Material for this exercise →
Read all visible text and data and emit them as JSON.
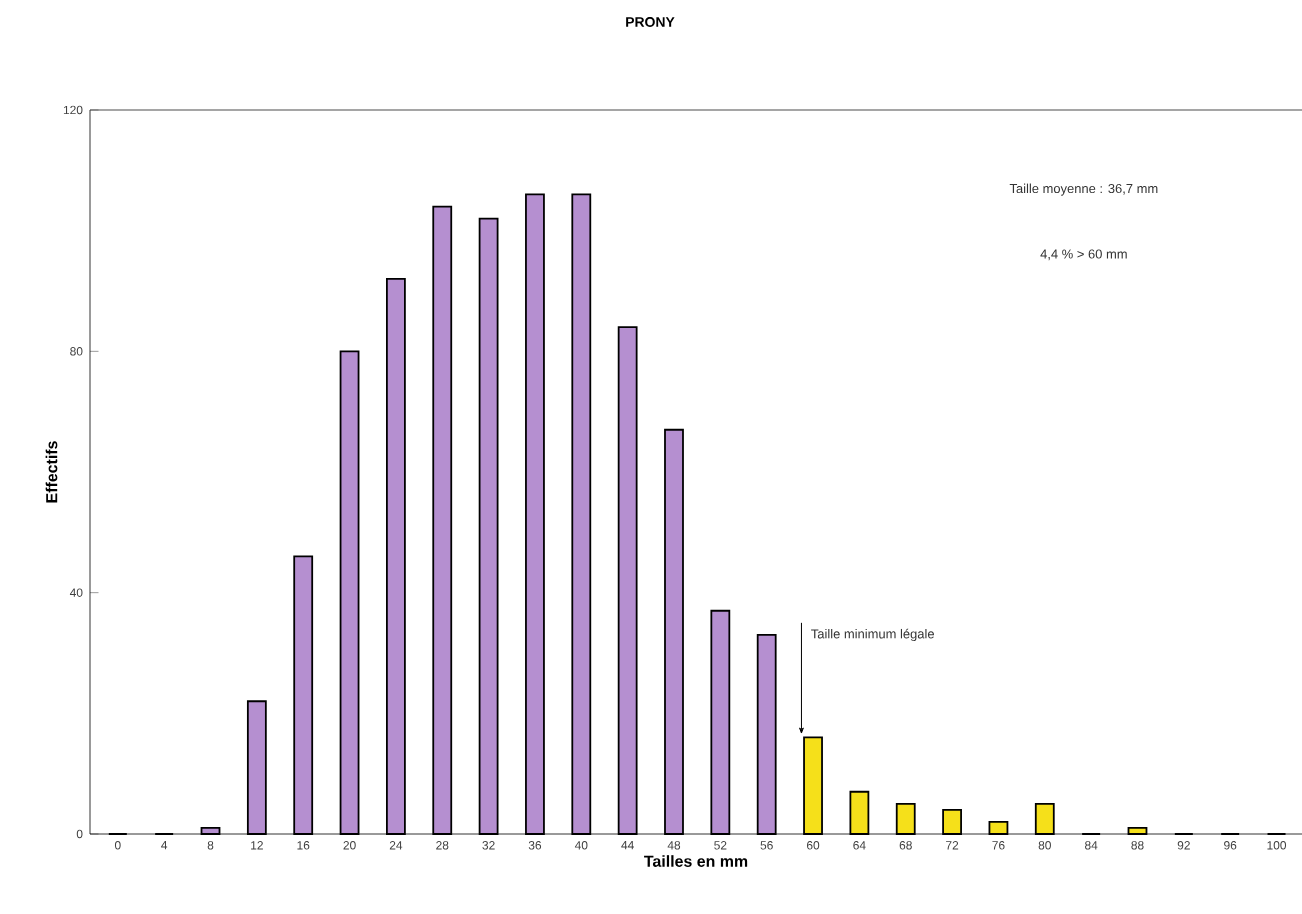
{
  "chart_data": {
    "type": "bar",
    "title": "PRONY",
    "xlabel": "Tailles en mm",
    "ylabel": "Effectifs",
    "categories": [
      "0",
      "4",
      "8",
      "12",
      "16",
      "20",
      "24",
      "28",
      "32",
      "36",
      "40",
      "44",
      "48",
      "52",
      "56",
      "60",
      "64",
      "68",
      "72",
      "76",
      "80",
      "84",
      "88",
      "92",
      "96",
      "100"
    ],
    "values": [
      0,
      0,
      1,
      22,
      46,
      80,
      92,
      104,
      102,
      106,
      106,
      84,
      67,
      37,
      33,
      16,
      7,
      5,
      4,
      2,
      5,
      0,
      1,
      0,
      0,
      0
    ],
    "colors": [
      "#b58fd0",
      "#b58fd0",
      "#b58fd0",
      "#b58fd0",
      "#b58fd0",
      "#b58fd0",
      "#b58fd0",
      "#b58fd0",
      "#b58fd0",
      "#b58fd0",
      "#b58fd0",
      "#b58fd0",
      "#b58fd0",
      "#b58fd0",
      "#b58fd0",
      "#f5e01a",
      "#f5e01a",
      "#f5e01a",
      "#f5e01a",
      "#f5e01a",
      "#f5e01a",
      "#f5e01a",
      "#f5e01a",
      "#f5e01a",
      "#f5e01a",
      "#f5e01a"
    ],
    "ylim": [
      0,
      120
    ],
    "yticks": [
      0,
      40,
      80,
      120
    ],
    "annotations": [
      "Taille moyenne : 36,7 mm",
      "4,4 % > 60 mm",
      {
        "text": "Taille minimum légale",
        "x": "60",
        "y": 16
      }
    ]
  }
}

Problem details → Repeat the material above word for word and skip every image in it.

Written solution →
Read all visible text and data and emit them as JSON.
{
  "chart_data": {
    "type": "bar",
    "title": "PRONY",
    "xlabel": "Tailles en mm",
    "ylabel": "Effectifs",
    "categories": [
      "0",
      "4",
      "8",
      "12",
      "16",
      "20",
      "24",
      "28",
      "32",
      "36",
      "40",
      "44",
      "48",
      "52",
      "56",
      "60",
      "64",
      "68",
      "72",
      "76",
      "80",
      "84",
      "88",
      "92",
      "96",
      "100"
    ],
    "values": [
      0,
      0,
      1,
      22,
      46,
      80,
      92,
      104,
      102,
      106,
      106,
      84,
      67,
      37,
      33,
      16,
      7,
      5,
      4,
      2,
      5,
      0,
      1,
      0,
      0,
      0
    ],
    "colors": [
      "#b58fd0",
      "#b58fd0",
      "#b58fd0",
      "#b58fd0",
      "#b58fd0",
      "#b58fd0",
      "#b58fd0",
      "#b58fd0",
      "#b58fd0",
      "#b58fd0",
      "#b58fd0",
      "#b58fd0",
      "#b58fd0",
      "#b58fd0",
      "#b58fd0",
      "#f5e01a",
      "#f5e01a",
      "#f5e01a",
      "#f5e01a",
      "#f5e01a",
      "#f5e01a",
      "#f5e01a",
      "#f5e01a",
      "#f5e01a",
      "#f5e01a",
      "#f5e01a"
    ],
    "ylim": [
      0,
      120
    ],
    "yticks": [
      0,
      40,
      80,
      120
    ],
    "annotations": [
      "Taille moyenne : 36,7 mm",
      "4,4 % > 60 mm",
      {
        "text": "Taille minimum légale",
        "x": "60",
        "y": 16
      }
    ]
  }
}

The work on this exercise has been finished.